Dataset records

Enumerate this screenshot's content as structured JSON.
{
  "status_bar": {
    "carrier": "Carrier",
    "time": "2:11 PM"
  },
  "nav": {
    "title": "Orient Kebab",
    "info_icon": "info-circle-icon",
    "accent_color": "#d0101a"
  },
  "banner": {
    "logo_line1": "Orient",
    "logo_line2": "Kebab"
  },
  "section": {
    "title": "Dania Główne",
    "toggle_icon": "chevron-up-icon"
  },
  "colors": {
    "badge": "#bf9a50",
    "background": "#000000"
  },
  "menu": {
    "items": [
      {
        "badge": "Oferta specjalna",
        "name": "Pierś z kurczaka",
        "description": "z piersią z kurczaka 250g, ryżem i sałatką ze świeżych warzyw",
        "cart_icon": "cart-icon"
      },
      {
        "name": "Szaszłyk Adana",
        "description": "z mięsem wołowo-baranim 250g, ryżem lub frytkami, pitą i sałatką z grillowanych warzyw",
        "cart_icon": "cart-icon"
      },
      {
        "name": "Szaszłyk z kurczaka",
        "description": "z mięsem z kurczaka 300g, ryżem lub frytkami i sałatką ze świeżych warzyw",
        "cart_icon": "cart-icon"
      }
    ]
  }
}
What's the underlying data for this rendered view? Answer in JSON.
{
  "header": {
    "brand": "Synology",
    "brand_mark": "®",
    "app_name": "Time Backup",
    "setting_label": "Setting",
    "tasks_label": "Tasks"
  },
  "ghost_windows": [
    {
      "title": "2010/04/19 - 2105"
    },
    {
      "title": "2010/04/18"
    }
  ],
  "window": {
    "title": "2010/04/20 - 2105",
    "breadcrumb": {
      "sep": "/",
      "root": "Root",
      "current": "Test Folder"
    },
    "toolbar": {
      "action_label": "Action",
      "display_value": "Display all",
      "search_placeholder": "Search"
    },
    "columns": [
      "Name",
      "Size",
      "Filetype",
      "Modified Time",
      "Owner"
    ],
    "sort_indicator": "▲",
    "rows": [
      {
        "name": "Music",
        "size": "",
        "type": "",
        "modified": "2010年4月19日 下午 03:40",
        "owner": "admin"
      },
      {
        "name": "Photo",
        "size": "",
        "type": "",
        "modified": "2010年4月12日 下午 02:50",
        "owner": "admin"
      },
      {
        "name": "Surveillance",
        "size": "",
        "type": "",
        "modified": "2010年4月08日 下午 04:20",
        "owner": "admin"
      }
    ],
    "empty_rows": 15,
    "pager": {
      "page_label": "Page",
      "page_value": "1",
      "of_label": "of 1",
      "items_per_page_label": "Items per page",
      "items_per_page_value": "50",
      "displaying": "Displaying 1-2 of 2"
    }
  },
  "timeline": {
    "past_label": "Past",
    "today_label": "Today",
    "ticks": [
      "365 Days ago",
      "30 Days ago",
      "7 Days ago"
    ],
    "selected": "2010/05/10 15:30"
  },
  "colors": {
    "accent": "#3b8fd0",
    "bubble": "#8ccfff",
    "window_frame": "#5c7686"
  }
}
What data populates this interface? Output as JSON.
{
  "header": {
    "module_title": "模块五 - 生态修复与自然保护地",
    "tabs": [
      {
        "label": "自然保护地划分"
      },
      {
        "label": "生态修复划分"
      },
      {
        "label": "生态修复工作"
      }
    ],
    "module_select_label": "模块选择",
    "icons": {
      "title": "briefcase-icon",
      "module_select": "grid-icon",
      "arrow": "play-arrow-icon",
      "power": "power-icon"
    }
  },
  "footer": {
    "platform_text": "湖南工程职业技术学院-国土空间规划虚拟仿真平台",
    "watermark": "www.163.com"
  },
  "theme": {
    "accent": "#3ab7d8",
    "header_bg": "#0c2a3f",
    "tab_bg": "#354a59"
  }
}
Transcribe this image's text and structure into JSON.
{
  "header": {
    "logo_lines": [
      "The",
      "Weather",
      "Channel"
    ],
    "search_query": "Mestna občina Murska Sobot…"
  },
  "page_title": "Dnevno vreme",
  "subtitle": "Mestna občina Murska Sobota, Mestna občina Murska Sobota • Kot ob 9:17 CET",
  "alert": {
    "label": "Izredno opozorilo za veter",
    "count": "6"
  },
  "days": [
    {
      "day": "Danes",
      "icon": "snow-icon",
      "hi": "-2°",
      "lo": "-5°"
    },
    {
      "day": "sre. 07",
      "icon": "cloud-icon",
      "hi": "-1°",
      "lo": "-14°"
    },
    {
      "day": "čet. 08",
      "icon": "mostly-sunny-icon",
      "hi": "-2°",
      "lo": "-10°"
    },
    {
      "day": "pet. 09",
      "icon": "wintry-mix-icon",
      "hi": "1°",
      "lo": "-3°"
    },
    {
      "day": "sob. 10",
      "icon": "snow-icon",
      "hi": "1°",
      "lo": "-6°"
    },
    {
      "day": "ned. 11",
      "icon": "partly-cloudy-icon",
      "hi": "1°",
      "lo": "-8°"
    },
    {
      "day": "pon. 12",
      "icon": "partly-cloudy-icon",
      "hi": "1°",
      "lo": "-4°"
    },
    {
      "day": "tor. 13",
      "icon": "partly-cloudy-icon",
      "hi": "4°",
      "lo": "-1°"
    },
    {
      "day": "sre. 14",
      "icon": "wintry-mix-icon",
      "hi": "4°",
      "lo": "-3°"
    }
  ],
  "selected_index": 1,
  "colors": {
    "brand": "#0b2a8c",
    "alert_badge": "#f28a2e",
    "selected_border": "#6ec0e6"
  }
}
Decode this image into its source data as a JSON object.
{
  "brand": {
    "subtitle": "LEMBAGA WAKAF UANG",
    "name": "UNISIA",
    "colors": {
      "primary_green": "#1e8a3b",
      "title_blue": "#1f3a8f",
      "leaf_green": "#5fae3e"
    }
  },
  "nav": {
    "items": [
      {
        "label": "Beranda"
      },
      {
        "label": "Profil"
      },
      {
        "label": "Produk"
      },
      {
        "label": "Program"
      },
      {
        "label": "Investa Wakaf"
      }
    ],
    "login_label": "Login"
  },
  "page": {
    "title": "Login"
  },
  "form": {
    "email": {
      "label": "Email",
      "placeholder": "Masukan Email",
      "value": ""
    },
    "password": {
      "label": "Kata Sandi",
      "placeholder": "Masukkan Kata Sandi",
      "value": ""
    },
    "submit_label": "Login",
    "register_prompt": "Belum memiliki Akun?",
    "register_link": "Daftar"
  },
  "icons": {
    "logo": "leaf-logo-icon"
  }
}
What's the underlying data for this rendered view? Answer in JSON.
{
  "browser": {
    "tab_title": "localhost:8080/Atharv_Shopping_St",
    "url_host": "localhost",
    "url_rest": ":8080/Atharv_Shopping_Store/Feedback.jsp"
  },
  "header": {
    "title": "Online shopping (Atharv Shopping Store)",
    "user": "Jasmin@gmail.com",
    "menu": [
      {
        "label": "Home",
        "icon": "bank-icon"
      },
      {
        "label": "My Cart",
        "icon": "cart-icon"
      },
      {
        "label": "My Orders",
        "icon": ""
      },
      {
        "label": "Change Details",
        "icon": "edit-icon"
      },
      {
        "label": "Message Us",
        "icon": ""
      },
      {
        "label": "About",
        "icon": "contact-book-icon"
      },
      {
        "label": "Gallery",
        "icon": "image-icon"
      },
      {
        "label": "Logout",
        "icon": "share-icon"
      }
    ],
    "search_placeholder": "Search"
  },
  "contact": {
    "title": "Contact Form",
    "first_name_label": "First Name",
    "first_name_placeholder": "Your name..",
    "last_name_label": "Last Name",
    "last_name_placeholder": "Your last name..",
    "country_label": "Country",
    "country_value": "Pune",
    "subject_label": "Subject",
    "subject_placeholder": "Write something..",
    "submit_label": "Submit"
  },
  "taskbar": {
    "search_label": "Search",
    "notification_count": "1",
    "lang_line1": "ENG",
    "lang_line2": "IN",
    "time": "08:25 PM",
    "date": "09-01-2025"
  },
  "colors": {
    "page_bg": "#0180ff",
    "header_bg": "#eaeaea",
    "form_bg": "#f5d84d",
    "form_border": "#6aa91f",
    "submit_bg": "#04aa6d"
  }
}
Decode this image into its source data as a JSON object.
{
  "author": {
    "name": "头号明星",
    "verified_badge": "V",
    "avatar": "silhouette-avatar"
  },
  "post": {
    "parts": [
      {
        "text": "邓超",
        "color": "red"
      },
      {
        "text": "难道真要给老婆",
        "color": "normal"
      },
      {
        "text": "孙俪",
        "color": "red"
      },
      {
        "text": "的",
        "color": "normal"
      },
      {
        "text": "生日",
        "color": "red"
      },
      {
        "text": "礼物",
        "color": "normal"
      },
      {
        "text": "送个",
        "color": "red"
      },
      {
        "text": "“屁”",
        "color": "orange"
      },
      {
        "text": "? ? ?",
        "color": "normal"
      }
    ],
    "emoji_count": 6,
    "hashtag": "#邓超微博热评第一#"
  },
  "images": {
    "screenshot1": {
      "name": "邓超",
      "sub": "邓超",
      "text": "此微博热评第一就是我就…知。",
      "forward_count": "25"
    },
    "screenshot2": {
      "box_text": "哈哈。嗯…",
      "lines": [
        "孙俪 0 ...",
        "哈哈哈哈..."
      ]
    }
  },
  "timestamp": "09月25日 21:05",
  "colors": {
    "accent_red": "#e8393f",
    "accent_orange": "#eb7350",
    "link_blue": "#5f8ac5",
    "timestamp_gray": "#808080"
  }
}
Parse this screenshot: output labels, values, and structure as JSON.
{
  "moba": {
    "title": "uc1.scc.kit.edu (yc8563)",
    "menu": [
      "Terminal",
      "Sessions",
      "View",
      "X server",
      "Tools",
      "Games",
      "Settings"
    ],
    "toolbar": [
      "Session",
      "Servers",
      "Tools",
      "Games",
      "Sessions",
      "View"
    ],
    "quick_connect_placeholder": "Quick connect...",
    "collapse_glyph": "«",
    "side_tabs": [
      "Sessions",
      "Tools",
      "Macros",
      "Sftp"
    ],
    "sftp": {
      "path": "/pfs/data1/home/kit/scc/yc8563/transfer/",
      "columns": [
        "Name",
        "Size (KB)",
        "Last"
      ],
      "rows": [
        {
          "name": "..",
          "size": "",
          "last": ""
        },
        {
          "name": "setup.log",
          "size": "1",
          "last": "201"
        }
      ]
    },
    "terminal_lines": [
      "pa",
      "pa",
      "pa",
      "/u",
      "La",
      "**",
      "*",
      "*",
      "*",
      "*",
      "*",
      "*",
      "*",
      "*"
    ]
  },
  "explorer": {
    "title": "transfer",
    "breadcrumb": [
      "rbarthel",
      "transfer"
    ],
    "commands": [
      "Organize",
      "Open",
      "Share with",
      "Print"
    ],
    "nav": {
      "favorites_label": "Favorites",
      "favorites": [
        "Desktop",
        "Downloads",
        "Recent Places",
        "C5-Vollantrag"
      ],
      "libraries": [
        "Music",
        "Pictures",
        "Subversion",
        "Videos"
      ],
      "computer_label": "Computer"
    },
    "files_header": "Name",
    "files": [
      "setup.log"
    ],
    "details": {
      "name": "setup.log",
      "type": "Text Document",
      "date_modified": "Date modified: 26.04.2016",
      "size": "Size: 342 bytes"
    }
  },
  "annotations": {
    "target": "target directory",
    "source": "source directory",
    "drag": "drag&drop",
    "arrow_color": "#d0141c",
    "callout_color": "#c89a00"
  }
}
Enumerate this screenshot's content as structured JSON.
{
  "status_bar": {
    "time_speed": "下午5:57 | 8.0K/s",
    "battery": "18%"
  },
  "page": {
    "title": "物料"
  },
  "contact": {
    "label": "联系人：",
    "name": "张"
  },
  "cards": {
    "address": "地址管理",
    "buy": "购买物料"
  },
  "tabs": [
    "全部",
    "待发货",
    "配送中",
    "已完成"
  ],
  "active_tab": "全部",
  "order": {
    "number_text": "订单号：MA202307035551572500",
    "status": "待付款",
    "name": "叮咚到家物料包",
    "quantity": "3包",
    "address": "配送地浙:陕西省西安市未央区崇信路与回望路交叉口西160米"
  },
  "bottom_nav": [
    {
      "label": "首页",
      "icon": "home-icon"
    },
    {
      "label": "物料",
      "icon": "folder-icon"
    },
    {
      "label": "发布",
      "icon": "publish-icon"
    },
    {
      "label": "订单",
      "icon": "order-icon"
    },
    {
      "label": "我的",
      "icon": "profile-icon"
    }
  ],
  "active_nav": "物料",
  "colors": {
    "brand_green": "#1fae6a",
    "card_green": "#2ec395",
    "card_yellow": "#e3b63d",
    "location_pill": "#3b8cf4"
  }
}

## Exercise objective
In the records above, tally the lines where the word "address" appears, and give the number and nothing else.

## Problem solution
2